Every line of the data should be written out exactly, with the pictures left out.

═════ INFORMATION PROVIDED

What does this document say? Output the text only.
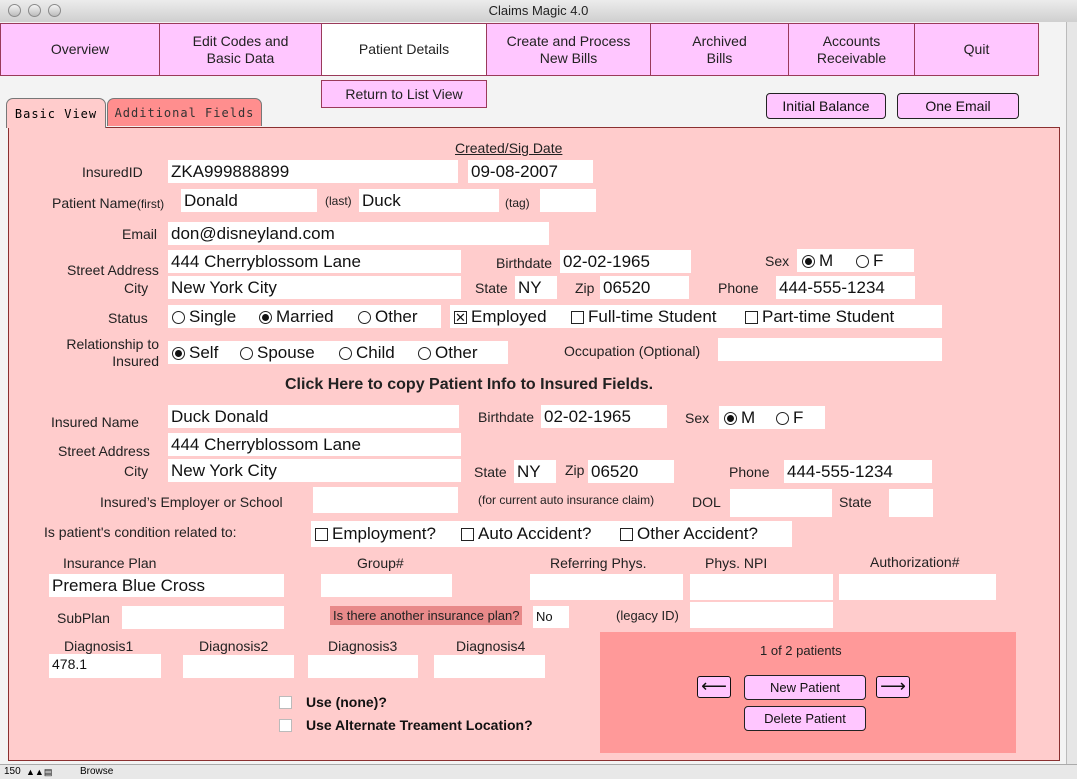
Claims Magic 4.0
Overview
Edit Codes and
Basic Data
Patient Details
Create and Process
New Bills
Archived
Bills
Accounts
Receivable
Quit
Return to List View
Basic View	Additional Fields	Initial Balance	One Email
Created/Sig Date
InsuredID ZKA999888899	09-08-2007
Patient Name(first) Donald	(last) Duck	(tag)
Email don@disneyland.com
Street Address 444 Cherryblossom Lane	Birthdate 02-02-1965	Sex M F
City New York City	State NY	Zip 06520	Phone 444-555-1234
Status Single Married Other	✕ Employed Full-time Student	Part-time Student
Relationship to
Insured Self Spouse Child Other	Occupation (Optional)
Click Here to copy Patient Info to Insured Fields.
Insured Name Duck Donald	Birthdate 02-02-1965	Sex M F
Street Address 444 Cherryblossom Lane
City New York City	State NY	Zip 06520	Phone 444-555-1234
Insured’s Employer or School	(for current auto insurance claim)	DOL	State
Is patient's condition related to:	Employment? Auto Accident?	Other Accident?
Insurance Plan
Premera Blue Cross
Group#	Referring Phys.	Phys. NPI	Authorization#
SubPlan	Is there another insurance plan? No	(legacy ID)
Diagnosis1
478.1
Diagnosis2	Diagnosis3	Diagnosis4
Use (none)?
Use Alternate Treament Location?
1 of 2 patients
⟵	New Patient	⟶
Delete Patient
150 ▲▲▤	Browse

══════════

REPLY:
What does this document say? Output the text only.
Claims Magic 4.0
Overview
Edit Codes and
Basic Data
Patient Details
Create and Process
New Bills
Archived
Bills
Accounts
Receivable
Quit
Return to List View
Basic View	Additional Fields	Initial Balance	One Email
Created/Sig Date
InsuredID ZKA999888899	09-08-2007
Patient Name(first) Donald	(last) Duck	(tag)
Email don@disneyland.com
Street Address 444 Cherryblossom Lane	Birthdate 02-02-1965	Sex M F
City New York City	State NY	Zip 06520	Phone 444-555-1234
Status Single Married Other	✕ Employed Full-time Student	Part-time Student
Relationship to
Insured Self Spouse Child Other	Occupation (Optional)
Click Here to copy Patient Info to Insured Fields.
Insured Name Duck Donald	Birthdate 02-02-1965	Sex M F
Street Address 444 Cherryblossom Lane
City New York City	State NY	Zip 06520	Phone 444-555-1234
Insured’s Employer or School	(for current auto insurance claim)	DOL	State
Is patient's condition related to:	Employment? Auto Accident?	Other Accident?
Insurance Plan
Premera Blue Cross
Group#	Referring Phys.	Phys. NPI	Authorization#
SubPlan	Is there another insurance plan? No	(legacy ID)
Diagnosis1
478.1
Diagnosis2	Diagnosis3	Diagnosis4
Use (none)?
Use Alternate Treament Location?
1 of 2 patients
⟵	New Patient	⟶
Delete Patient
150 ▲▲▤	Browse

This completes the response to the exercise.